- Exercise brief -
Rewrite the listing from its first line through the line with "download-button[interactable]: Download [680,119,871,156]", both ends included, putting "Cleaned Result" in place of "Processed Result" and keeping everything else unchanged.

»»

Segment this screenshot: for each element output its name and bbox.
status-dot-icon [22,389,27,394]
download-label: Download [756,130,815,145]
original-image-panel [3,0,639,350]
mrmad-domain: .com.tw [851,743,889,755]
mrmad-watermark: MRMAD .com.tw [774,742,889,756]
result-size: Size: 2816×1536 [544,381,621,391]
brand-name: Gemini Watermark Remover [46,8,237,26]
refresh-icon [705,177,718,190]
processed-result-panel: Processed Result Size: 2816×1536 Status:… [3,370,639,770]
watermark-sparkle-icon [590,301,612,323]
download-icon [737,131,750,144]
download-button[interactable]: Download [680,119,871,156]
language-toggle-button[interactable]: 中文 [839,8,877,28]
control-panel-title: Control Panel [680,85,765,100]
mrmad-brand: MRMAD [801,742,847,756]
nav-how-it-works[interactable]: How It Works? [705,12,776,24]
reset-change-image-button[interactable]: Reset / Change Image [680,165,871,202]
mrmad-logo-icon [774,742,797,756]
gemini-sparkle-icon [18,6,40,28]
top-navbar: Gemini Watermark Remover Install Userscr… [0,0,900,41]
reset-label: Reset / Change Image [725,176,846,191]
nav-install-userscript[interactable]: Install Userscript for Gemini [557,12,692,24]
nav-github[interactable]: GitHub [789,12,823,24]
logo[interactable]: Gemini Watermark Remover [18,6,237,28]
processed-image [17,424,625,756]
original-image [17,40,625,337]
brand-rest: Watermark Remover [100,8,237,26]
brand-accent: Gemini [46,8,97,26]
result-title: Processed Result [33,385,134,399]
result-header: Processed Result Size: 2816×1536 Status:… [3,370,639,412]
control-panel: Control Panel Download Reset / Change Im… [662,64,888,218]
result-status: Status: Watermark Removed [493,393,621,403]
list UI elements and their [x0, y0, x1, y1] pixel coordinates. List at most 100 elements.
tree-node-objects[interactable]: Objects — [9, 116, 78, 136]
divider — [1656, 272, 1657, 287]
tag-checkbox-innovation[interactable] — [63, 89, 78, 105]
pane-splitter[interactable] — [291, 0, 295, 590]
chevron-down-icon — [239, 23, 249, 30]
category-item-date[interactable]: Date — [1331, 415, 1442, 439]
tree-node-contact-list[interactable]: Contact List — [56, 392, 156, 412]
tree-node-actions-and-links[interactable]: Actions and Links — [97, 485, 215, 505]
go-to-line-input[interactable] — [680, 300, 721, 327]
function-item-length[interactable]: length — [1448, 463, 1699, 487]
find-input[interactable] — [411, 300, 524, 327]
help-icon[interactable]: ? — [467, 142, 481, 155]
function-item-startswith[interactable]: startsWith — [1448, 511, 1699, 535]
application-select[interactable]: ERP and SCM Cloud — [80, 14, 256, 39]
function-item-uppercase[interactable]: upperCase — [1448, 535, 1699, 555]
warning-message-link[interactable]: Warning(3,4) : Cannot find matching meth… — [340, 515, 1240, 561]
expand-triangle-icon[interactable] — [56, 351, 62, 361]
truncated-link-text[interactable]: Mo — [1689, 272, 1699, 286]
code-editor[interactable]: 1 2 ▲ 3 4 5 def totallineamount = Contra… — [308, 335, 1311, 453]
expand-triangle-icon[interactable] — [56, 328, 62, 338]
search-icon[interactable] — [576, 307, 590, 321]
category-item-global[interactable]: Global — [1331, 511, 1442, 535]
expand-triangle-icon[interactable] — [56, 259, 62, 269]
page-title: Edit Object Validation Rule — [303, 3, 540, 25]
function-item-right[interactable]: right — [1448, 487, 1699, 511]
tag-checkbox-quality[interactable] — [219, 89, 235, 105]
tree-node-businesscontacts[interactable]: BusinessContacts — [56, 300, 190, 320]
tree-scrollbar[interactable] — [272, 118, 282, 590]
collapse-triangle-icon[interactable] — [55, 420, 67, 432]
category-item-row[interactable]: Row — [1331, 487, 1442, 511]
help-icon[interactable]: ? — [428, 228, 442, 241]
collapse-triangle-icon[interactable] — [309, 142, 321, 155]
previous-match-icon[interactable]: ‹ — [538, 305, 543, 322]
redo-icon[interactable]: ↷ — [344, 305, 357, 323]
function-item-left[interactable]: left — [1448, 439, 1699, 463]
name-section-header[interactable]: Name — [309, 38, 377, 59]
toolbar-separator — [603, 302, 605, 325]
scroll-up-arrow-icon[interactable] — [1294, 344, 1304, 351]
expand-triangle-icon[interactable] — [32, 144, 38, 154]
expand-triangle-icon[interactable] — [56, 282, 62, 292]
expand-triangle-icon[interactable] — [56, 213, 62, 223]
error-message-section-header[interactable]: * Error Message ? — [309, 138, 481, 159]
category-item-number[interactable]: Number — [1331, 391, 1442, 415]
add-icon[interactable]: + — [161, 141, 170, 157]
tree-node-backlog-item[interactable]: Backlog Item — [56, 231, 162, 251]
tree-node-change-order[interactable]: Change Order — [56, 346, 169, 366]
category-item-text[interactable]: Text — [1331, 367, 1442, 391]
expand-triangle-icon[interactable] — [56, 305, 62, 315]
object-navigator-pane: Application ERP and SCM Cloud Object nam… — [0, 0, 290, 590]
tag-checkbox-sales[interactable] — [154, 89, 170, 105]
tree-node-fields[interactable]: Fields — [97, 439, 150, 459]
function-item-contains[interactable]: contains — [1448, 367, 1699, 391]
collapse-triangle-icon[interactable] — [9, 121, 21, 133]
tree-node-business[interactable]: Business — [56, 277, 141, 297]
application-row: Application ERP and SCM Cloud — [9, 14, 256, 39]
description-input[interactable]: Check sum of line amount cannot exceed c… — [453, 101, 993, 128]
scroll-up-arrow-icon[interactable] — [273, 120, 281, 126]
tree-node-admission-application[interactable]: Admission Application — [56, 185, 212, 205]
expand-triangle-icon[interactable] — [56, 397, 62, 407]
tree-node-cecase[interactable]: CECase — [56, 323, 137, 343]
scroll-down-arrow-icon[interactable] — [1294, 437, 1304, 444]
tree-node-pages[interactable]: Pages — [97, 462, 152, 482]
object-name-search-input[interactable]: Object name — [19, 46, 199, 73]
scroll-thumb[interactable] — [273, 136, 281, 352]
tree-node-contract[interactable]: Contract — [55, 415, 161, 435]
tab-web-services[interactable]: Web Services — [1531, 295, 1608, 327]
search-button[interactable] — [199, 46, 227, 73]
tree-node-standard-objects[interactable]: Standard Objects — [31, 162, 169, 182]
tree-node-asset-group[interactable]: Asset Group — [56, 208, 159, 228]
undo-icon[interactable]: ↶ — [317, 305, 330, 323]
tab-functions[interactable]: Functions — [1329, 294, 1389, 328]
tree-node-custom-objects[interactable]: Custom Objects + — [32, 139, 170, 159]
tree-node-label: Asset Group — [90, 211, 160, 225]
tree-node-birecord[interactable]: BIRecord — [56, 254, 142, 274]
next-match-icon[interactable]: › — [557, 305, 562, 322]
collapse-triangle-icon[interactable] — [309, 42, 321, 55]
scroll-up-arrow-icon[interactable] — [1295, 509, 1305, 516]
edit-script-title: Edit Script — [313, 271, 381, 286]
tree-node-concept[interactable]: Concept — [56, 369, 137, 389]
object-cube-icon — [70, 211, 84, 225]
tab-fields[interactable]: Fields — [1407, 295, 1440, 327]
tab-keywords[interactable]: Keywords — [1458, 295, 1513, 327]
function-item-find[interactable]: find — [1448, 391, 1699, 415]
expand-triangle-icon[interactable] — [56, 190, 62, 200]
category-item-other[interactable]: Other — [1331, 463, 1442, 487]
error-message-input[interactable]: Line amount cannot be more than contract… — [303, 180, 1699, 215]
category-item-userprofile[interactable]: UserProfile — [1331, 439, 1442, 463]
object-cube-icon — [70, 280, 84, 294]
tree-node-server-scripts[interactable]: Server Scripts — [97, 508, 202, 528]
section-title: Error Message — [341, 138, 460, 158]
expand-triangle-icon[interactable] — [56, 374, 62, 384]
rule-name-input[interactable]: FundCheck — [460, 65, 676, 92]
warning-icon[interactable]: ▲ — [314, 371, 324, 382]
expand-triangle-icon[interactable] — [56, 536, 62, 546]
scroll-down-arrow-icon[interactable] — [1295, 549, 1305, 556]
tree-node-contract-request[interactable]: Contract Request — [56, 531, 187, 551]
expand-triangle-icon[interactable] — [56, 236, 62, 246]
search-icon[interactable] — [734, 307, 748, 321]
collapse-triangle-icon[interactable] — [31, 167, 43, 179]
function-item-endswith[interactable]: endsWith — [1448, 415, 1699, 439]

««

- Output of the exercise -
Segment this screenshot: for each element output its name and bbox.
status-dot-icon [22,389,27,394]
download-label: Download [756,130,815,145]
original-image-panel [3,0,639,350]
mrmad-domain: .com.tw [851,743,889,755]
mrmad-watermark: MRMAD .com.tw [774,742,889,756]
result-size: Size: 2816×1536 [544,381,621,391]
brand-name: Gemini Watermark Remover [46,8,237,26]
refresh-icon [705,177,718,190]
processed-result-panel: Cleaned Result Size: 2816×1536 Status:… [3,370,639,770]
watermark-sparkle-icon [590,301,612,323]
download-icon [737,131,750,144]
download-button[interactable]: Download [680,119,871,156]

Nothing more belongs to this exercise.